▸ **What the exercise asks**: Print, exactly and completely, every entry in the data.

Start Rows

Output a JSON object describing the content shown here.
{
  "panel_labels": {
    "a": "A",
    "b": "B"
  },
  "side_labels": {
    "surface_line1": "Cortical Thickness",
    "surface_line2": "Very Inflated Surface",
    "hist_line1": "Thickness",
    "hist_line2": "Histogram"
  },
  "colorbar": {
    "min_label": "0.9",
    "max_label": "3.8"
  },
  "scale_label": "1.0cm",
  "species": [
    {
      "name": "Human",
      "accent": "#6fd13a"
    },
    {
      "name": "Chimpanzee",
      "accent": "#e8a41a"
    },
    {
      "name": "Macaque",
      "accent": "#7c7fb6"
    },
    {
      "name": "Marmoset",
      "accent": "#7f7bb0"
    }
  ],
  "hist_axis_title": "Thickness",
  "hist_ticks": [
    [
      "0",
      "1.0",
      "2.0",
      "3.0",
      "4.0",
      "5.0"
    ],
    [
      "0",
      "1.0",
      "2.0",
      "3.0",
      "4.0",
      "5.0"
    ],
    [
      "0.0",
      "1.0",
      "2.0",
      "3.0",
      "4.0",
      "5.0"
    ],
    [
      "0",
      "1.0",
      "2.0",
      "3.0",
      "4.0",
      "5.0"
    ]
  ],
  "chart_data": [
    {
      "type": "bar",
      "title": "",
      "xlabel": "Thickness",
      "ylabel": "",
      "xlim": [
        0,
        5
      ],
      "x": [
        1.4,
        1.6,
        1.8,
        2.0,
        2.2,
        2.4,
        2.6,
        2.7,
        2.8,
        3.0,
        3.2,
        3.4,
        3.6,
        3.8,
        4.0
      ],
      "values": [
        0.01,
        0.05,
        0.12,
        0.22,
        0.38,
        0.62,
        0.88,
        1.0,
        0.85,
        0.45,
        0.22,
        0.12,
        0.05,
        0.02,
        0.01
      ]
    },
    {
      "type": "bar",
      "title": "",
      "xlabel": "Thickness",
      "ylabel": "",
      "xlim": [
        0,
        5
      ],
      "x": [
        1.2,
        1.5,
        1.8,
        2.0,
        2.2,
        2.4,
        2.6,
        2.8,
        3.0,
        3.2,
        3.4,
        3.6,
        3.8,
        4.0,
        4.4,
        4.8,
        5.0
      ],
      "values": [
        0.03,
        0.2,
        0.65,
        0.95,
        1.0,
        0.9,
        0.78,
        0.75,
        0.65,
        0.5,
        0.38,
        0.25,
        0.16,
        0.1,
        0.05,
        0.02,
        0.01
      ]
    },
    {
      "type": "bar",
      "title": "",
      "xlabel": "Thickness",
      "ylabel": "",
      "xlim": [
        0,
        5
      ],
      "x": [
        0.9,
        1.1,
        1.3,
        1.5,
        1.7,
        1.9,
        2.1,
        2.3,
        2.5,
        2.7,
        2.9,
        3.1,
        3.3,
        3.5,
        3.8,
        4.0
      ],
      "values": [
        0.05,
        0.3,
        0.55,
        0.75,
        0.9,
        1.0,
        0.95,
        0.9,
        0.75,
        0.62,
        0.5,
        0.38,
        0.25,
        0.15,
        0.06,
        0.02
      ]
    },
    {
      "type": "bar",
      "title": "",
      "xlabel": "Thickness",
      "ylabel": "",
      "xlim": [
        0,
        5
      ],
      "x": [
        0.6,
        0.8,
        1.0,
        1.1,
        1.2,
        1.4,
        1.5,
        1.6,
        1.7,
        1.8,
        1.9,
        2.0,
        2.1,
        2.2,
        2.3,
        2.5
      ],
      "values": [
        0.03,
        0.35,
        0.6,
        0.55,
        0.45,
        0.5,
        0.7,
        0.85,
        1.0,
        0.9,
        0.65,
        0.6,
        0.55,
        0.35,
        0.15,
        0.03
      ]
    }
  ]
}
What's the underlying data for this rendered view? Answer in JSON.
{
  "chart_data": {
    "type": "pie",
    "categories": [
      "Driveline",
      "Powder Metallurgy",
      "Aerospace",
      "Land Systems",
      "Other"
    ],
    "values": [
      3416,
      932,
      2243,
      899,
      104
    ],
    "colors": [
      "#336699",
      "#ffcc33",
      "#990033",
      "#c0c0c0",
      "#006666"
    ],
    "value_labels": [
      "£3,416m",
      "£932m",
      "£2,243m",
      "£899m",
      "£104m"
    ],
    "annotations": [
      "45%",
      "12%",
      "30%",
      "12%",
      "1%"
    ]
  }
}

End Rows

▸ **Exercise output**:
Output a JSON object describing the content shown here.
{
  "panel_labels": {
    "a": "A",
    "b": "B"
  },
  "side_labels": {
    "surface_line1": "Cortical Thickness",
    "surface_line2": "Very Inflated Surface",
    "hist_line1": "Thickness",
    "hist_line2": "Histogram"
  },
  "colorbar": {
    "min_label": "0.9",
    "max_label": "3.8"
  },
  "scale_label": "1.0cm",
  "species": [
    {
      "name": "Human",
      "accent": "#6fd13a"
    },
    {
      "name": "Chimpanzee",
      "accent": "#e8a41a"
    },
    {
      "name": "Macaque",
      "accent": "#7c7fb6"
    },
    {
      "name": "Marmoset",
      "accent": "#7f7bb0"
    }
  ],
  "hist_axis_title": "Thickness",
  "hist_ticks": [
    [
      "0",
      "1.0",
      "2.0",
      "3.0",
      "4.0",
      "5.0"
    ],
    [
      "0",
      "1.0",
      "2.0",
      "3.0",
      "4.0",
      "5.0"
    ],
    [
      "0.0",
      "1.0",
      "2.0",
      "3.0",
      "4.0",
      "5.0"
    ],
    [
      "0",
      "1.0",
      "2.0",
      "3.0",
      "4.0",
      "5.0"
    ]
  ],
  "chart_data": [
    {
      "type": "bar",
      "title": "",
      "xlabel": "Thickness",
      "ylabel": "",
      "xlim": [
        0,
        5
      ],
      "x": [
        1.4,
        1.6,
        1.8,
        2.0,
        2.2,
        2.4,
        2.6,
        2.7,
        2.8,
        3.0,
        3.2,
        3.4,
        3.6,
        3.8,
        4.0
      ],
      "values": [
        0.01,
        0.05,
        0.12,
        0.22,
        0.38,
        0.62,
        0.88,
        1.0,
        0.85,
        0.45,
        0.22,
        0.12,
        0.05,
        0.02,
        0.01
      ]
    },
    {
      "type": "bar",
      "title": "",
      "xlabel": "Thickness",
      "ylabel": "",
      "xlim": [
        0,
        5
      ],
      "x": [
        1.2,
        1.5,
        1.8,
        2.0,
        2.2,
        2.4,
        2.6,
        2.8,
        3.0,
        3.2,
        3.4,
        3.6,
        3.8,
        4.0,
        4.4,
        4.8,
        5.0
      ],
      "values": [
        0.03,
        0.2,
        0.65,
        0.95,
        1.0,
        0.9,
        0.78,
        0.75,
        0.65,
        0.5,
        0.38,
        0.25,
        0.16,
        0.1,
        0.05,
        0.02,
        0.01
      ]
    },
    {
      "type": "bar",
      "title": "",
      "xlabel": "Thickness",
      "ylabel": "",
      "xlim": [
        0,
        5
      ],
      "x": [
        0.9,
        1.1,
        1.3,
        1.5,
        1.7,
        1.9,
        2.1,
        2.3,
        2.5,
        2.7,
        2.9,
        3.1,
        3.3,
        3.5,
        3.8,
        4.0
      ],
      "values": [
        0.05,
        0.3,
        0.55,
        0.75,
        0.9,
        1.0,
        0.95,
        0.9,
        0.75,
        0.62,
        0.5,
        0.38,
        0.25,
        0.15,
        0.06,
        0.02
      ]
    },
    {
      "type": "bar",
      "title": "",
      "xlabel": "Thickness",
      "ylabel": "",
      "xlim": [
        0,
        5
      ],
      "x": [
        0.6,
        0.8,
        1.0,
        1.1,
        1.2,
        1.4,
        1.5,
        1.6,
        1.7,
        1.8,
        1.9,
        2.0,
        2.1,
        2.2,
        2.3,
        2.5
      ],
      "values": [
        0.03,
        0.35,
        0.6,
        0.55,
        0.45,
        0.5,
        0.7,
        0.85,
        1.0,
        0.9,
        0.65,
        0.6,
        0.55,
        0.35,
        0.15,
        0.03
      ]
    }
  ]
}
What's the underlying data for this rendered view? Answer in JSON.
{
  "chart_data": {
    "type": "pie",
    "categories": [
      "Driveline",
      "Powder Metallurgy",
      "Aerospace",
      "Land Systems",
      "Other"
    ],
    "values": [
      3416,
      932,
      2243,
      899,
      104
    ],
    "colors": [
      "#336699",
      "#ffcc33",
      "#990033",
      "#c0c0c0",
      "#006666"
    ],
    "value_labels": [
      "£3,416m",
      "£932m",
      "£2,243m",
      "£899m",
      "£104m"
    ],
    "annotations": [
      "45%",
      "12%",
      "30%",
      "12%",
      "1%"
    ]
  }
}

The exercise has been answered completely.